START Task data

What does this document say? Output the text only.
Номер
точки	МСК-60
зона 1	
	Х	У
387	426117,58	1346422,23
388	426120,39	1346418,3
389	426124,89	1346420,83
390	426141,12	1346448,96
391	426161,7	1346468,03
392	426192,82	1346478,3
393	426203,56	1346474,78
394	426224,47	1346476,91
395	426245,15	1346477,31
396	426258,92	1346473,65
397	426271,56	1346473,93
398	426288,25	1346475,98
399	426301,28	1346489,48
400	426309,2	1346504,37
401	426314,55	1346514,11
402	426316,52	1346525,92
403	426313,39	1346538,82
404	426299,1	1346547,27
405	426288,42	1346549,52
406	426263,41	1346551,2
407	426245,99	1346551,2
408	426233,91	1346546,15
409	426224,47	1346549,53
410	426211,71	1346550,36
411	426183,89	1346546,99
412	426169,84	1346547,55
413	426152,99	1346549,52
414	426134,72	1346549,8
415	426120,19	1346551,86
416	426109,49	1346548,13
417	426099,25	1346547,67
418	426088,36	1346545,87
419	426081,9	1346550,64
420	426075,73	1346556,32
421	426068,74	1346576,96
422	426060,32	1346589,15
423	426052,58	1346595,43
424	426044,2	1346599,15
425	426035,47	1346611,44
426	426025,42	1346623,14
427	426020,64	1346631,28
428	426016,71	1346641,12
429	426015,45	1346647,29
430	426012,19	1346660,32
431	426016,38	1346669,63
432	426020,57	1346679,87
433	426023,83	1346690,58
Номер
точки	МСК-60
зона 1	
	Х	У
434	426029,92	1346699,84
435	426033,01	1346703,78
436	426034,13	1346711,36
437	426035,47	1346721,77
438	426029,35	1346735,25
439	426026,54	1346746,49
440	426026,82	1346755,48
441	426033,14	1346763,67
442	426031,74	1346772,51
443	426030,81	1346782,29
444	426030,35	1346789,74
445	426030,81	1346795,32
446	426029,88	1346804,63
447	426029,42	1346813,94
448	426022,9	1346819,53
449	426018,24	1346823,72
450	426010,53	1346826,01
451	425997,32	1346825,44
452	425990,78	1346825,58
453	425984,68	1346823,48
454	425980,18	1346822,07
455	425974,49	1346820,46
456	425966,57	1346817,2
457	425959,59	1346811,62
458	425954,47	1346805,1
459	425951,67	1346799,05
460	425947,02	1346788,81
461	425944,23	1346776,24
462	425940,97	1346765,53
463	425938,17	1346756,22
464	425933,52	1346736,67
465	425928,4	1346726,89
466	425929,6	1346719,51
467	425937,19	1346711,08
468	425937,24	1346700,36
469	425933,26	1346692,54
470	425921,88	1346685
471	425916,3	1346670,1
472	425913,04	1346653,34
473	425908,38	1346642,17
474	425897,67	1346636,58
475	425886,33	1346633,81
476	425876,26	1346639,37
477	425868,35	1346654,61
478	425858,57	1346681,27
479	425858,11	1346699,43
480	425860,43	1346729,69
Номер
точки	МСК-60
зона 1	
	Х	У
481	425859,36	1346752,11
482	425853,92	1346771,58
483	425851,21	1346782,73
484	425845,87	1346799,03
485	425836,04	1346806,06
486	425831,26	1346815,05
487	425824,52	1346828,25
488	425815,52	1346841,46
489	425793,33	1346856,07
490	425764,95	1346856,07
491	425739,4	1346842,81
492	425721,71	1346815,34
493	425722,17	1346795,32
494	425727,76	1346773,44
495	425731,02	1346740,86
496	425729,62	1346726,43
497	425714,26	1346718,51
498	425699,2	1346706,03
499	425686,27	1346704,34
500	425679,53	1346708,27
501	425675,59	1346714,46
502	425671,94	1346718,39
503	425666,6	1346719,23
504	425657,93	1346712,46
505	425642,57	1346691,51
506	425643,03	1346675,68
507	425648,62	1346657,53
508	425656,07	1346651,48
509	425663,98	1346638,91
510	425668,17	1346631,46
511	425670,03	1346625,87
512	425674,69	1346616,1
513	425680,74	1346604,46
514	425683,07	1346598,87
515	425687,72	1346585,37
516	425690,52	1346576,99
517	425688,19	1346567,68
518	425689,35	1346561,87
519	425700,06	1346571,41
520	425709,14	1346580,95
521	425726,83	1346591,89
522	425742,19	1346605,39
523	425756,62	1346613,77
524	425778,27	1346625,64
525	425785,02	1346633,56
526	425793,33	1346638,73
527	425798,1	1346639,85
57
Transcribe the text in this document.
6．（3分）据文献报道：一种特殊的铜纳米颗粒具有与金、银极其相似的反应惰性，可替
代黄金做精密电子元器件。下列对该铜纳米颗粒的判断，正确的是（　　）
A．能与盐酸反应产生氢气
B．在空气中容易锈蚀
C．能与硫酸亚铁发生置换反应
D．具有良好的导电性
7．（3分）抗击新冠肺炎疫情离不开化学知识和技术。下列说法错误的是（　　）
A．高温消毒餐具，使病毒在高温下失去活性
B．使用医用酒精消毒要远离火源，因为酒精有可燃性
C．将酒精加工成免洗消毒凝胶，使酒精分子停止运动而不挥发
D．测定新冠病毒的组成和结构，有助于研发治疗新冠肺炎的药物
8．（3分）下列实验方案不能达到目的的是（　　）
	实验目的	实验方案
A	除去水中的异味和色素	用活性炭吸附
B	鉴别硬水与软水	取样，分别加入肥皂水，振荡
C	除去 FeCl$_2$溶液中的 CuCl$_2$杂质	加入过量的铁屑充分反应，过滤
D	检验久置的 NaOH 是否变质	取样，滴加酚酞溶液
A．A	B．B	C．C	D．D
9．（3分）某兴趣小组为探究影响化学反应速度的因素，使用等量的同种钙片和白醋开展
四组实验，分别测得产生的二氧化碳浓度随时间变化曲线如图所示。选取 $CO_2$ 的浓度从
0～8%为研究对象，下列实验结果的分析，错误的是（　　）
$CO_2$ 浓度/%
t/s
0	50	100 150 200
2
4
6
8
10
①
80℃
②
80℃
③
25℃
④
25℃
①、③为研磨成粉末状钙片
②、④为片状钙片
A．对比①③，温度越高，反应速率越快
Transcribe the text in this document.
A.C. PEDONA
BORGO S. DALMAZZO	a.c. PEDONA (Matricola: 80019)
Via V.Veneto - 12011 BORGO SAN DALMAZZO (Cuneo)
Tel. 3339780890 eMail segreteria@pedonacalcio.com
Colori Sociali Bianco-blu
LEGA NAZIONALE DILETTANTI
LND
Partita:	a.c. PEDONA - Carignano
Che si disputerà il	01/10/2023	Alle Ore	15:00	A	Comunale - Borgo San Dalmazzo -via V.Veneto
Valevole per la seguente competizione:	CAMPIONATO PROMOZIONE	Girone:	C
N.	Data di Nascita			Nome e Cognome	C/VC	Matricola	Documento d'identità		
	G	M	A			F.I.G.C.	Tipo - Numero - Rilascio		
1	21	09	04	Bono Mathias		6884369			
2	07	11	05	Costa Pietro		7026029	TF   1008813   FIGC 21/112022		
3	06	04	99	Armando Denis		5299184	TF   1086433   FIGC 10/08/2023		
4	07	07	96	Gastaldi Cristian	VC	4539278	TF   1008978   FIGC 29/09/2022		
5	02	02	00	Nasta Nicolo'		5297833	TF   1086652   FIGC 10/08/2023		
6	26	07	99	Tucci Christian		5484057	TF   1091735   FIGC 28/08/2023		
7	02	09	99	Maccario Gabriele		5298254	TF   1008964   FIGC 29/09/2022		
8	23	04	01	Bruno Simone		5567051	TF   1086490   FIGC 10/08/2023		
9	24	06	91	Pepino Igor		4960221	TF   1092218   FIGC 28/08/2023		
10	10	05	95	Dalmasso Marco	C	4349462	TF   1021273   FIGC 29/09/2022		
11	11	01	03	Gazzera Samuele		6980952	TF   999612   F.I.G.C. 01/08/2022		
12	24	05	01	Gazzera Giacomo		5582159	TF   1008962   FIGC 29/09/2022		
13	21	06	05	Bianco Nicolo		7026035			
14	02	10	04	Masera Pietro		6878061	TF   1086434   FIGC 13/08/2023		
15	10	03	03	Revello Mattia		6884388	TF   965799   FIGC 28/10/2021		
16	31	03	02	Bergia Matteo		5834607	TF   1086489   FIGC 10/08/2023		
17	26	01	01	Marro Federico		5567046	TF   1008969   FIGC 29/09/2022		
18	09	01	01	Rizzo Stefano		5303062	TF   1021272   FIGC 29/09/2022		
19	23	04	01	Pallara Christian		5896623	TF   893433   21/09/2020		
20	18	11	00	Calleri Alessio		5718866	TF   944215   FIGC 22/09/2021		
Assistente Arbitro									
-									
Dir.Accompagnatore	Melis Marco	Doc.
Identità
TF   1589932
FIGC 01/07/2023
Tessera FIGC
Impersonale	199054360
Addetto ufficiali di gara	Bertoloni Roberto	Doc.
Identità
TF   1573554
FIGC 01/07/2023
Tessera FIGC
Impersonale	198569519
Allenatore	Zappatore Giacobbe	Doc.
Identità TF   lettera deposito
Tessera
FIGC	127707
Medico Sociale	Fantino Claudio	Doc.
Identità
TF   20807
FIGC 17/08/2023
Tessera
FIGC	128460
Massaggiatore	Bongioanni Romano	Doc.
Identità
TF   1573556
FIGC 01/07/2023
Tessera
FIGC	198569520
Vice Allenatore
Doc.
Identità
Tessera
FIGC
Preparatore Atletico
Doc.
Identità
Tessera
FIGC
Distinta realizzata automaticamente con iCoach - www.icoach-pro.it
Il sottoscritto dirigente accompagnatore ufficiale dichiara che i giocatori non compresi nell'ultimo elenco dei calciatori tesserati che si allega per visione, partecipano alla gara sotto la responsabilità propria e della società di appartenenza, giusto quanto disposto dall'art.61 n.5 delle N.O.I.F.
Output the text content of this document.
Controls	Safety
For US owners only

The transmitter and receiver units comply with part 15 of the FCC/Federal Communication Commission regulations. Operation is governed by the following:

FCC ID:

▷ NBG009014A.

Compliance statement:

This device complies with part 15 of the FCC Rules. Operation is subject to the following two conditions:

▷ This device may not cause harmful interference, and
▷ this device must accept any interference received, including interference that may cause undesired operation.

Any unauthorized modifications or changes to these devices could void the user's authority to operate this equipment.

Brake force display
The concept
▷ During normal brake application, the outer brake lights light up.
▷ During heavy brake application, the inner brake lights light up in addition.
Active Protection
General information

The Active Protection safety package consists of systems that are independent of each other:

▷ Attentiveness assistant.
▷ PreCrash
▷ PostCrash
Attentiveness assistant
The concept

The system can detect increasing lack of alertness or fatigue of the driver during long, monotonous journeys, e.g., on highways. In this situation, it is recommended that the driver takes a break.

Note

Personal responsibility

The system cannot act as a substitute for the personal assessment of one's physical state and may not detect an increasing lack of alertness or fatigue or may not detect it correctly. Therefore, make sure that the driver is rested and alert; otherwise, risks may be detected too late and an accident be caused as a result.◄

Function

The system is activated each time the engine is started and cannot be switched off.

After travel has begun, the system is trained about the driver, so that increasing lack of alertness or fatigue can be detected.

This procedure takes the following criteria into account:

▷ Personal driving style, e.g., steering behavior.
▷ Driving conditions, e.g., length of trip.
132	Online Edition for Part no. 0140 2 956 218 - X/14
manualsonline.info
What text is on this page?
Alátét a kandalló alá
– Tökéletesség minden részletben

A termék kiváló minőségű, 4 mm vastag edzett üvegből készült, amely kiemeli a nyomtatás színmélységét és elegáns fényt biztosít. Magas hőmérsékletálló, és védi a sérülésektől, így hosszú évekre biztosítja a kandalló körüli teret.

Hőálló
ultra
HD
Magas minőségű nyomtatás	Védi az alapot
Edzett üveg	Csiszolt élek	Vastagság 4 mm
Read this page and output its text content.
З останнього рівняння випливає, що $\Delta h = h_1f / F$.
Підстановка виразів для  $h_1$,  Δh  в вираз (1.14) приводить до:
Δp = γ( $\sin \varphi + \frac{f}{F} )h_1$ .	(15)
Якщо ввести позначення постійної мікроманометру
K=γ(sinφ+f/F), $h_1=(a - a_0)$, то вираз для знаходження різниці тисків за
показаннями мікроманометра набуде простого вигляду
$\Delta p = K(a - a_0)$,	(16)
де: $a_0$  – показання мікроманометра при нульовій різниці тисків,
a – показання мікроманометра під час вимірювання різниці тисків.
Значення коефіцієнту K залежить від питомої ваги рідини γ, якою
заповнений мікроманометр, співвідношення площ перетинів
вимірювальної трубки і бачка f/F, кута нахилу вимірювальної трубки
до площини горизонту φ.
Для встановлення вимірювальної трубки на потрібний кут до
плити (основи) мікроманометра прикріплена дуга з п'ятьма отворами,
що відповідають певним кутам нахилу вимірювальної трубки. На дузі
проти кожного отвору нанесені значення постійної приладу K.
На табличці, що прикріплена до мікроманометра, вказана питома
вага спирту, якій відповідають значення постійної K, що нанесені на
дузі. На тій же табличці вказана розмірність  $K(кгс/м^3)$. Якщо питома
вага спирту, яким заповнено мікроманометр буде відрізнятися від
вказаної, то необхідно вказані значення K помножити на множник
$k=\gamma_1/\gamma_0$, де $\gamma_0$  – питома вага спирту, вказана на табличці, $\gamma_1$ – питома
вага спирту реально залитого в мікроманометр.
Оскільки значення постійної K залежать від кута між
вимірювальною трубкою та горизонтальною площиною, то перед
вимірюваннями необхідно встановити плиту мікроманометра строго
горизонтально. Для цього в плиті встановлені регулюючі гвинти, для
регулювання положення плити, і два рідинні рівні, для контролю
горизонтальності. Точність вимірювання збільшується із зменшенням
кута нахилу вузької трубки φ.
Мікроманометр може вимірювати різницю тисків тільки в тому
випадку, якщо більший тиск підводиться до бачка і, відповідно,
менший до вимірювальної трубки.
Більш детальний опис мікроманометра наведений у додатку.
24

END Task data

Set problem => Above are the records. Copy every line in them holding "вага".

Task output =>
вага спирту, якій відповідають значення постійної K, що нанесені на
вага спирту, яким заповнено мікроманометр буде відрізнятися від
$k=\gamma_1/\gamma_0$, де $\gamma_0$  – питома вага спирту, вказана на табличці, $\gamma_1$ – питома
вага спирту реально залитого в мікроманометр.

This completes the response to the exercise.